Exercise description:
Return the data below as a JSON list of strings, one string per line, skipping blank lines and leaving out the pictures.

Supplied information:
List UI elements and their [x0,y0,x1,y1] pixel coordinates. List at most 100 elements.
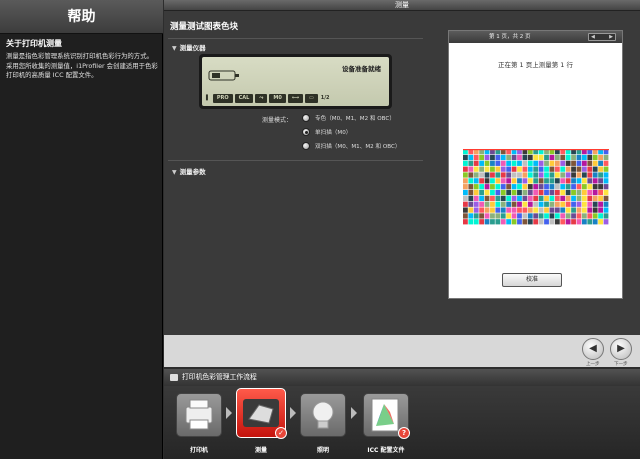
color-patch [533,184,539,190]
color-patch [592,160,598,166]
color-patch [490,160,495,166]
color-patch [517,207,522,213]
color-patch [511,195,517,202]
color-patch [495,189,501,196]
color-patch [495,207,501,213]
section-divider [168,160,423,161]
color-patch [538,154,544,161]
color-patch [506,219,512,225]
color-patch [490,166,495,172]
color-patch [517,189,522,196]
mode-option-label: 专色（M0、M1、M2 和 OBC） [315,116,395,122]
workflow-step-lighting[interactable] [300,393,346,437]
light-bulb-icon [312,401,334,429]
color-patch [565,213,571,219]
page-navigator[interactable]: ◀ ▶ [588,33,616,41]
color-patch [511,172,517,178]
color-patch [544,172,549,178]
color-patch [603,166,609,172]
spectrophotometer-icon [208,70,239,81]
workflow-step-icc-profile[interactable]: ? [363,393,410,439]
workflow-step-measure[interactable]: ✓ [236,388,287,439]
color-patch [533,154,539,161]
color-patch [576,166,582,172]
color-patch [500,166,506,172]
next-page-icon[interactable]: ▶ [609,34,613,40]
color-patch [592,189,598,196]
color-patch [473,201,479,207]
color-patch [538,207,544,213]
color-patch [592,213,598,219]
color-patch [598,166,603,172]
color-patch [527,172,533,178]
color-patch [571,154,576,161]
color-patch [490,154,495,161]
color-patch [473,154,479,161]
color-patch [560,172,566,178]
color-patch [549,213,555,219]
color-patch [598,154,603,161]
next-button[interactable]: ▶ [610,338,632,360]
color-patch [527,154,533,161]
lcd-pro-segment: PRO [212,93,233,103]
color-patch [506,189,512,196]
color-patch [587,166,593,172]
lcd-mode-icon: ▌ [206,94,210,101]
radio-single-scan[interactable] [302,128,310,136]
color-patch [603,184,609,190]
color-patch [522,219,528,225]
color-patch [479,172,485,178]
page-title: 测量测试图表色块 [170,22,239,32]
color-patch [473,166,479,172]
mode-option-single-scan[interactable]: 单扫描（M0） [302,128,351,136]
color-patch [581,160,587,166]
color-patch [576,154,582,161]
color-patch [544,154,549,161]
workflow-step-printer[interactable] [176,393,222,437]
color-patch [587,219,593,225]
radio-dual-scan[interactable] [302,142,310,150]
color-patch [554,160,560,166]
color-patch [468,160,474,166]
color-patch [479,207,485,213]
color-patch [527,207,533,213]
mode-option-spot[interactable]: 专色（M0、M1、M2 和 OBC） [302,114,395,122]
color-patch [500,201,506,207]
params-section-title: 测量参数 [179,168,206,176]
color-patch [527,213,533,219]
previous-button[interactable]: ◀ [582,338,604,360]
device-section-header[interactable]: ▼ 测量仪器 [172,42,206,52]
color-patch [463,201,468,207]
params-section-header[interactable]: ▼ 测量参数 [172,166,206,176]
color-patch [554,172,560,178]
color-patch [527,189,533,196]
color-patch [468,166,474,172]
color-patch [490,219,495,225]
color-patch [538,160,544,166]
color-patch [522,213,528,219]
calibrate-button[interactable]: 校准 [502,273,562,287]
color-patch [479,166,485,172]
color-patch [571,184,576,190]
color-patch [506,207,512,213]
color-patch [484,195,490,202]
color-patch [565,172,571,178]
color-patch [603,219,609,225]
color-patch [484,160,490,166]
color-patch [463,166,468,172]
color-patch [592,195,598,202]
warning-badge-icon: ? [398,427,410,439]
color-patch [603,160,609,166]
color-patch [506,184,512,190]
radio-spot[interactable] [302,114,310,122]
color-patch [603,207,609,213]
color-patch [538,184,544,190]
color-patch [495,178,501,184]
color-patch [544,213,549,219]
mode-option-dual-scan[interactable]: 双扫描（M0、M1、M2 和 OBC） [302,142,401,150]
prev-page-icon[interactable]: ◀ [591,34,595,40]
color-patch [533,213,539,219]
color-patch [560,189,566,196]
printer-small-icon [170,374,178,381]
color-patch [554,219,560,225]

The reply:
[
  "List UI elements and their [x0,y0,x1,y1] pixel coordinates. List at most 100 elements.",
  "color-patch [533,184,539,190]",
  "color-patch [592,160,598,166]",
  "color-patch [490,160,495,166]",
  "color-patch [517,207,522,213]",
  "color-patch [511,195,517,202]",
  "color-patch [495,189,501,196]",
  "color-patch [495,207,501,213]",
  "section-divider [168,160,423,161]",
  "color-patch [538,154,544,161]",
  "color-patch [506,219,512,225]",
  "color-patch [490,166,495,172]",
  "color-patch [517,189,522,196]",
  "mode-option-label: 专色（M0、M1、M2 和 OBC） [315,116,395,122]",
  "workflow-step-lighting[interactable] [300,393,346,437]",
  "light-bulb-icon [312,401,334,429]",
  "color-patch [565,213,571,219]",
  "page-navigator[interactable]: ◀ ▶ [588,33,616,41]",
  "color-patch [511,172,517,178]",
  "color-patch [544,172,549,178]",
  "color-patch [603,166,609,172]",
  "spectrophotometer-icon [208,70,239,81]",
  "workflow-step-icc-profile[interactable]: ? [363,393,410,439]",
  "workflow-step-measure[interactable]: ✓ [236,388,287,439]",
  "color-patch [533,154,539,161]",
  "color-patch [576,166,582,172]",
  "color-patch [500,166,506,172]",
  "next-page-icon[interactable]: ▶ [609,34,613,40]",
  "color-patch [592,189,598,196]",
  "color-patch [473,201,479,207]",
  "color-patch [538,207,544,213]",
  "color-patch [592,213,598,219]",
  "color-patch [598,166,603,172]",
  "color-patch [527,172,533,178]",
  "color-patch [571,154,576,161]",
  "color-patch [490,154,495,161]",
  "color-patch [473,154,479,161]",
  "color-patch [560,172,566,178]",
  "color-patch [549,213,555,219]",
  "color-patch [598,154,603,161]",
  "next-button[interactable]: ▶ [610,338,632,360]",
  "color-patch [527,154,533,161]",
  "lcd-pro-segment: PRO [212,93,233,103]",
  "color-patch [506,189,512,196]",
  "color-patch [587,166,593,172]",
  "lcd-mode-icon: ▌ [206,94,210,101]",
  "radio-single-scan[interactable] [302,128,310,136]",
  "color-patch [603,184,609,190]",
  "color-patch [522,219,528,225]",
  "color-patch [479,172,485,178]",
  "page-title: 测量测试图表色块 [170,22,239,32]",
  "color-patch [473,166,479,172]",
  "mode-option-single-scan[interactable]: 单扫描（M0） [302,128,351,136]",
  "color-patch [581,160,587,166]",
  "color-patch [576,154,582,161]",
  "color-patch [544,154,549,161]",
  "workflow-step-printer[interactable] [176,393,222,437]",
  "color-patch [587,219,593,225]",
  "radio-dual-scan[interactable] [302,142,310,150]",
  "color-patch [554,160,560,166]",
  "color-patch [468,160,474,166]",
  "color-patch [479,207,485,213]",
  "color-patch [527,207,533,213]",
  "mode-option-spot[interactable]: 专色（M0、M1、M2 和 OBC） [302,114,395,122]",
  "color-patch [500,201,506,207]",
  "params-section-title: 测量参数 [179,168,206,176]",
  "color-patch [527,213,533,219]",
  "previous-button[interactable]: ◀ [582,338,604,360]",
  "device-section-header[interactable]: ▼ 测量仪器 [172,42,206,52]",
  "color-patch [463,201,468,207]",
  "params-section-header[interactable]: ▼ 测量参数 [172,166,206,176]",
  "color-patch [554,172,560,178]",
  "color-patch [527,189,533,196]",
  "color-patch [468,166,474,172]",
  "color-patch [490,219,495,225]",
  "color-patch [538,160,544,166]",
  "color-patch [522,213,528,219]",
  "calibrate-button[interactable]: 校准 [502,273,562,287]",
  "color-patch [479,166,485,172]",
  "color-patch [571,184,576,190]",
  "color-patch [506,207,512,213]",
  "color-patch [484,195,490,202]",
  "color-patch [565,172,571,178]",
  "color-patch [603,219,609,225]",
  "color-patch [484,160,490,166]",
  "color-patch [463,166,468,172]",
  "color-patch [592,195,598,202]",
  "warning-badge-icon: ? [398,427,410,439]",
  "color-patch [603,160,609,166]",
  "color-patch [506,184,512,190]",
  "radio-spot[interactable] [302,114,310,122]",
  "color-patch [603,207,609,213]",
  "color-patch [538,184,544,190]",
  "color-patch [495,178,501,184]",
  "color-patch [544,213,549,219]",
  "mode-option-dual-scan[interactable]: 双扫描（M0、M1、M2 和 OBC） [302,142,401,150]",
  "prev-page-icon[interactable]: ◀ [591,34,595,40]",
  "color-patch [533,213,539,219]",
  "color-patch [560,189,566,196]",
  "printer-small-icon [170,374,178,381]",
  "color-patch [554,219,560,225]"
]